--- Start Materials provided ---
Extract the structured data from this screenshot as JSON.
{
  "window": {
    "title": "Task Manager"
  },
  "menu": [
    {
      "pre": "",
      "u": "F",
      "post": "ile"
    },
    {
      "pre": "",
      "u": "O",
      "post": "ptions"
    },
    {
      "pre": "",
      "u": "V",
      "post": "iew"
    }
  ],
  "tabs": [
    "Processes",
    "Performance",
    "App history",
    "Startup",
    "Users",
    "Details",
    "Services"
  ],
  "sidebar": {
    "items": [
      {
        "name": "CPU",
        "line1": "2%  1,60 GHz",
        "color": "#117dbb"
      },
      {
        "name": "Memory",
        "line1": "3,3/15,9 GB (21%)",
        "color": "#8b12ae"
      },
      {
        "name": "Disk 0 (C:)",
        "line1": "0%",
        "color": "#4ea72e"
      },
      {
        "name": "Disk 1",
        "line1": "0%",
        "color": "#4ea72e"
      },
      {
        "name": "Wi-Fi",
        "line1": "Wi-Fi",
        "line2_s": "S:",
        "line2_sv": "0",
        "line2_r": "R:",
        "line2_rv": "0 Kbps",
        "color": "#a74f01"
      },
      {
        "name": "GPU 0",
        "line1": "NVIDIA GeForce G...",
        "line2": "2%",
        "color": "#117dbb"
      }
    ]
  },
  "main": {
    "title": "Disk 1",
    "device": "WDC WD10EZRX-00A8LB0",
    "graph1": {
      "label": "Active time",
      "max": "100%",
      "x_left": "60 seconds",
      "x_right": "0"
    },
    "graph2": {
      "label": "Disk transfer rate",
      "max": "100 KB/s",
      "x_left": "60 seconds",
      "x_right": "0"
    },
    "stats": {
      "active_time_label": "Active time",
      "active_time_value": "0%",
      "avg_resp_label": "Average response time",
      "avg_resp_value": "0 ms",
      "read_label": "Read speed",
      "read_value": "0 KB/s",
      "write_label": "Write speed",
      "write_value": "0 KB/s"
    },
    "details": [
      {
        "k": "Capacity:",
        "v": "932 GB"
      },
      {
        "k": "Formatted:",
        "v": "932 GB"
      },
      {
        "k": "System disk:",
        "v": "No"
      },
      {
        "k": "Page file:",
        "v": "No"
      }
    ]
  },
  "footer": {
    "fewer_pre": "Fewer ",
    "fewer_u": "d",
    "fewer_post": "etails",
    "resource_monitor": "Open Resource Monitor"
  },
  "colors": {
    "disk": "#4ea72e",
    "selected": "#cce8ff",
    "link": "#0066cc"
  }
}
--- End Materials provided ---
* Directive *
In this exercise, repeat all entries exactly.

* The answer *
Extract the structured data from this screenshot as JSON.
{
  "window": {
    "title": "Task Manager"
  },
  "menu": [
    {
      "pre": "",
      "u": "F",
      "post": "ile"
    },
    {
      "pre": "",
      "u": "O",
      "post": "ptions"
    },
    {
      "pre": "",
      "u": "V",
      "post": "iew"
    }
  ],
  "tabs": [
    "Processes",
    "Performance",
    "App history",
    "Startup",
    "Users",
    "Details",
    "Services"
  ],
  "sidebar": {
    "items": [
      {
        "name": "CPU",
        "line1": "2%  1,60 GHz",
        "color": "#117dbb"
      },
      {
        "name": "Memory",
        "line1": "3,3/15,9 GB (21%)",
        "color": "#8b12ae"
      },
      {
        "name": "Disk 0 (C:)",
        "line1": "0%",
        "color": "#4ea72e"
      },
      {
        "name": "Disk 1",
        "line1": "0%",
        "color": "#4ea72e"
      },
      {
        "name": "Wi-Fi",
        "line1": "Wi-Fi",
        "line2_s": "S:",
        "line2_sv": "0",
        "line2_r": "R:",
        "line2_rv": "0 Kbps",
        "color": "#a74f01"
      },
      {
        "name": "GPU 0",
        "line1": "NVIDIA GeForce G...",
        "line2": "2%",
        "color": "#117dbb"
      }
    ]
  },
  "main": {
    "title": "Disk 1",
    "device": "WDC WD10EZRX-00A8LB0",
    "graph1": {
      "label": "Active time",
      "max": "100%",
      "x_left": "60 seconds",
      "x_right": "0"
    },
    "graph2": {
      "label": "Disk transfer rate",
      "max": "100 KB/s",
      "x_left": "60 seconds",
      "x_right": "0"
    },
    "stats": {
      "active_time_label": "Active time",
      "active_time_value": "0%",
      "avg_resp_label": "Average response time",
      "avg_resp_value": "0 ms",
      "read_label": "Read speed",
      "read_value": "0 KB/s",
      "write_label": "Write speed",
      "write_value": "0 KB/s"
    },
    "details": [
      {
        "k": "Capacity:",
        "v": "932 GB"
      },
      {
        "k": "Formatted:",
        "v": "932 GB"
      },
      {
        "k": "System disk:",
        "v": "No"
      },
      {
        "k": "Page file:",
        "v": "No"
      }
    ]
  },
  "footer": {
    "fewer_pre": "Fewer ",
    "fewer_u": "d",
    "fewer_post": "etails",
    "resource_monitor": "Open Resource Monitor"
  },
  "colors": {
    "disk": "#4ea72e",
    "selected": "#cce8ff",
    "link": "#0066cc"
  }
}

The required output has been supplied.